Problem description =>
Could you restate all of the entries, word for word?

(Records for processing Opens)

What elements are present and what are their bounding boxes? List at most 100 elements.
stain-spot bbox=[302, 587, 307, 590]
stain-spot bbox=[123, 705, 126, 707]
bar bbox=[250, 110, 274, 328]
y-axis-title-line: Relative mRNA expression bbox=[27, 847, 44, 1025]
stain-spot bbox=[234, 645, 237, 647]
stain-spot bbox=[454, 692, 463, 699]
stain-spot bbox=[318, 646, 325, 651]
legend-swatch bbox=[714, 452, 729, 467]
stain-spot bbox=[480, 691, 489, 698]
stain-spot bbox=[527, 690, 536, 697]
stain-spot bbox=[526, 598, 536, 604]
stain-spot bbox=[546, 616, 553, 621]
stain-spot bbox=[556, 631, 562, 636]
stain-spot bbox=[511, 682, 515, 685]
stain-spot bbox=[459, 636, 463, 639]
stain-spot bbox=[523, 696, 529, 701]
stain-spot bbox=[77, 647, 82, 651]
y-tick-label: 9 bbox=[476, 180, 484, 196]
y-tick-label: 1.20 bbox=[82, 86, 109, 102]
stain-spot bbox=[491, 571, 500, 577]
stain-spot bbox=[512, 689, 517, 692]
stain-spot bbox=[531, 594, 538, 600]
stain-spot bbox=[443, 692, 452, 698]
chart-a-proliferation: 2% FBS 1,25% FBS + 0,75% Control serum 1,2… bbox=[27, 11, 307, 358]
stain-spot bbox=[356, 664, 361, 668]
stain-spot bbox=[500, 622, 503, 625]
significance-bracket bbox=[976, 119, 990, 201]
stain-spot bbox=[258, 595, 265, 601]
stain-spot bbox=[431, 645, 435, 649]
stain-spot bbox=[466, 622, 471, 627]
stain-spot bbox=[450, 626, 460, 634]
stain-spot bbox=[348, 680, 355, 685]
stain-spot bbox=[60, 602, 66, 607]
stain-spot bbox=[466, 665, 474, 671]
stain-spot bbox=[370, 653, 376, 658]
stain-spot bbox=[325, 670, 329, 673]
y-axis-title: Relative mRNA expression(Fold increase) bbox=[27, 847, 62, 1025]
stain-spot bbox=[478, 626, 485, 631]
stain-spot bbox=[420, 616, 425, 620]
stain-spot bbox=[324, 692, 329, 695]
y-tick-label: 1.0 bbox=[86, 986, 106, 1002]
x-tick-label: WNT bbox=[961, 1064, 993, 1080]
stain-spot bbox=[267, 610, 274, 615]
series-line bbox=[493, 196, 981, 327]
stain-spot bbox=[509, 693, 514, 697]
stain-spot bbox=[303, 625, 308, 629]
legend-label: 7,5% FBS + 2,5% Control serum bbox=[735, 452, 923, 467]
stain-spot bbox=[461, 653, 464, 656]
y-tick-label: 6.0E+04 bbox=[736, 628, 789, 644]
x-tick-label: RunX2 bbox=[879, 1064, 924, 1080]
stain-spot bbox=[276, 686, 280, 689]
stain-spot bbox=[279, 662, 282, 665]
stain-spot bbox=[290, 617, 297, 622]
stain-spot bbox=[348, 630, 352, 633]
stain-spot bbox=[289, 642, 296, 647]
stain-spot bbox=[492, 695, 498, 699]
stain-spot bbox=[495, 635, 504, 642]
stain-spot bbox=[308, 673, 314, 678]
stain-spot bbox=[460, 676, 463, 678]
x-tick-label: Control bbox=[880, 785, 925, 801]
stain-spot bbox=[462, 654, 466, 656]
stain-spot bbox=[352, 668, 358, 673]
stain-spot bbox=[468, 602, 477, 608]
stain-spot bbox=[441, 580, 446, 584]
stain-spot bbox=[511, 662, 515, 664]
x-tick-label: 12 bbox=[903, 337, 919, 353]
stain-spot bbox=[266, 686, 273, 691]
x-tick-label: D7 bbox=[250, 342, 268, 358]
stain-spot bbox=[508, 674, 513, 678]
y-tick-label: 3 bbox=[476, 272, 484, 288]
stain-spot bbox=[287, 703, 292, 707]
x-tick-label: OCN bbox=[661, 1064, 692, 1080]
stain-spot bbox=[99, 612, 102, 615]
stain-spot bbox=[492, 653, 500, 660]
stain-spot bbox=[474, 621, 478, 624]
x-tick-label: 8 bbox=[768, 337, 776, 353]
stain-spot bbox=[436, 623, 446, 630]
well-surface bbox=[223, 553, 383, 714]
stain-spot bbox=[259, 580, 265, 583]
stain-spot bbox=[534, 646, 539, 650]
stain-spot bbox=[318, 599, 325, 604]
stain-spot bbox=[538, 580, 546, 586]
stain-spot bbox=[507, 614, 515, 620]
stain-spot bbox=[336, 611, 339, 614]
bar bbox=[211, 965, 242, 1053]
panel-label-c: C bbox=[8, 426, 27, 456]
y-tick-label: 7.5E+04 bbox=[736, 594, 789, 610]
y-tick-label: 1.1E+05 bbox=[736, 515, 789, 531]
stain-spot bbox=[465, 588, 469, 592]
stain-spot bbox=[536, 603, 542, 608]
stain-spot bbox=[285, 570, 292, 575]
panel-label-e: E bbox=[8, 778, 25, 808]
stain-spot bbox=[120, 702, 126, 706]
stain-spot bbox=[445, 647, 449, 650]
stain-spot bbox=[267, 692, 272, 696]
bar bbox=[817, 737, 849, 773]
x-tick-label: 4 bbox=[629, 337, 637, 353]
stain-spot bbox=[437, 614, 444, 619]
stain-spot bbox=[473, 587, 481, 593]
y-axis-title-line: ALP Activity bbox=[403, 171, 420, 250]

(Records for processing Closes)

Expected answer =>
What elements are present and what are their bounding boxes? List at most 100 elements.
stain-spot bbox=[302, 587, 307, 590]
stain-spot bbox=[123, 705, 126, 707]
bar bbox=[250, 110, 274, 328]
y-axis-title-line: Relative mRNA expression bbox=[27, 847, 44, 1025]
stain-spot bbox=[234, 645, 237, 647]
stain-spot bbox=[454, 692, 463, 699]
stain-spot bbox=[318, 646, 325, 651]
legend-swatch bbox=[714, 452, 729, 467]
stain-spot bbox=[480, 691, 489, 698]
stain-spot bbox=[527, 690, 536, 697]
stain-spot bbox=[526, 598, 536, 604]
stain-spot bbox=[546, 616, 553, 621]
stain-spot bbox=[556, 631, 562, 636]
stain-spot bbox=[511, 682, 515, 685]
stain-spot bbox=[459, 636, 463, 639]
stain-spot bbox=[523, 696, 529, 701]
stain-spot bbox=[77, 647, 82, 651]
y-tick-label: 9 bbox=[476, 180, 484, 196]
y-tick-label: 1.20 bbox=[82, 86, 109, 102]
stain-spot bbox=[491, 571, 500, 577]
stain-spot bbox=[512, 689, 517, 692]
stain-spot bbox=[531, 594, 538, 600]
stain-spot bbox=[443, 692, 452, 698]
chart-a-proliferation: 2% FBS 1,25% FBS + 0,75% Control serum 1,2… bbox=[27, 11, 307, 358]
stain-spot bbox=[356, 664, 361, 668]
stain-spot bbox=[500, 622, 503, 625]
significance-bracket bbox=[976, 119, 990, 201]
stain-spot bbox=[258, 595, 265, 601]
stain-spot bbox=[431, 645, 435, 649]
stain-spot bbox=[466, 622, 471, 627]
stain-spot bbox=[450, 626, 460, 634]
stain-spot bbox=[348, 680, 355, 685]
stain-spot bbox=[60, 602, 66, 607]
stain-spot bbox=[466, 665, 474, 671]
stain-spot bbox=[370, 653, 376, 658]
stain-spot bbox=[325, 670, 329, 673]
y-axis-title: Relative mRNA expression(Fold increase) bbox=[27, 847, 62, 1025]
stain-spot bbox=[478, 626, 485, 631]
stain-spot bbox=[420, 616, 425, 620]
stain-spot bbox=[324, 692, 329, 695]
y-tick-label: 1.0 bbox=[86, 986, 106, 1002]
x-tick-label: WNT bbox=[961, 1064, 993, 1080]
stain-spot bbox=[267, 610, 274, 615]
series-line bbox=[493, 196, 981, 327]
stain-spot bbox=[509, 693, 514, 697]
stain-spot bbox=[303, 625, 308, 629]
legend-label: 7,5% FBS + 2,5% Control serum bbox=[735, 452, 923, 467]
stain-spot bbox=[461, 653, 464, 656]
y-tick-label: 6.0E+04 bbox=[736, 628, 789, 644]
x-tick-label: RunX2 bbox=[879, 1064, 924, 1080]
stain-spot bbox=[276, 686, 280, 689]
stain-spot bbox=[279, 662, 282, 665]
stain-spot bbox=[290, 617, 297, 622]
stain-spot bbox=[348, 630, 352, 633]
stain-spot bbox=[289, 642, 296, 647]
stain-spot bbox=[492, 695, 498, 699]
stain-spot bbox=[495, 635, 504, 642]
stain-spot bbox=[308, 673, 314, 678]
stain-spot bbox=[460, 676, 463, 678]
x-tick-label: Control bbox=[880, 785, 925, 801]
stain-spot bbox=[462, 654, 466, 656]
stain-spot bbox=[352, 668, 358, 673]
stain-spot bbox=[468, 602, 477, 608]
stain-spot bbox=[441, 580, 446, 584]
stain-spot bbox=[511, 662, 515, 664]
x-tick-label: 12 bbox=[903, 337, 919, 353]
stain-spot bbox=[266, 686, 273, 691]
x-tick-label: D7 bbox=[250, 342, 268, 358]
stain-spot bbox=[508, 674, 513, 678]
y-tick-label: 3 bbox=[476, 272, 484, 288]
stain-spot bbox=[287, 703, 292, 707]
x-tick-label: OCN bbox=[661, 1064, 692, 1080]
stain-spot bbox=[99, 612, 102, 615]
stain-spot bbox=[492, 653, 500, 660]
stain-spot bbox=[474, 621, 478, 624]
x-tick-label: 8 bbox=[768, 337, 776, 353]
stain-spot bbox=[436, 623, 446, 630]
well-surface bbox=[223, 553, 383, 714]
stain-spot bbox=[259, 580, 265, 583]
stain-spot bbox=[534, 646, 539, 650]
stain-spot bbox=[318, 599, 325, 604]
stain-spot bbox=[538, 580, 546, 586]
stain-spot bbox=[507, 614, 515, 620]
stain-spot bbox=[336, 611, 339, 614]
bar bbox=[211, 965, 242, 1053]
panel-label-c: C bbox=[8, 426, 27, 456]
y-tick-label: 7.5E+04 bbox=[736, 594, 789, 610]
y-tick-label: 1.1E+05 bbox=[736, 515, 789, 531]
stain-spot bbox=[465, 588, 469, 592]
stain-spot bbox=[536, 603, 542, 608]
stain-spot bbox=[285, 570, 292, 575]
panel-label-e: E bbox=[8, 778, 25, 808]
stain-spot bbox=[120, 702, 126, 706]
stain-spot bbox=[445, 647, 449, 650]
stain-spot bbox=[267, 692, 272, 696]
bar bbox=[817, 737, 849, 773]
x-tick-label: 4 bbox=[629, 337, 637, 353]
stain-spot bbox=[437, 614, 444, 619]
stain-spot bbox=[473, 587, 481, 593]
y-axis-title-line: ALP Activity bbox=[403, 171, 420, 250]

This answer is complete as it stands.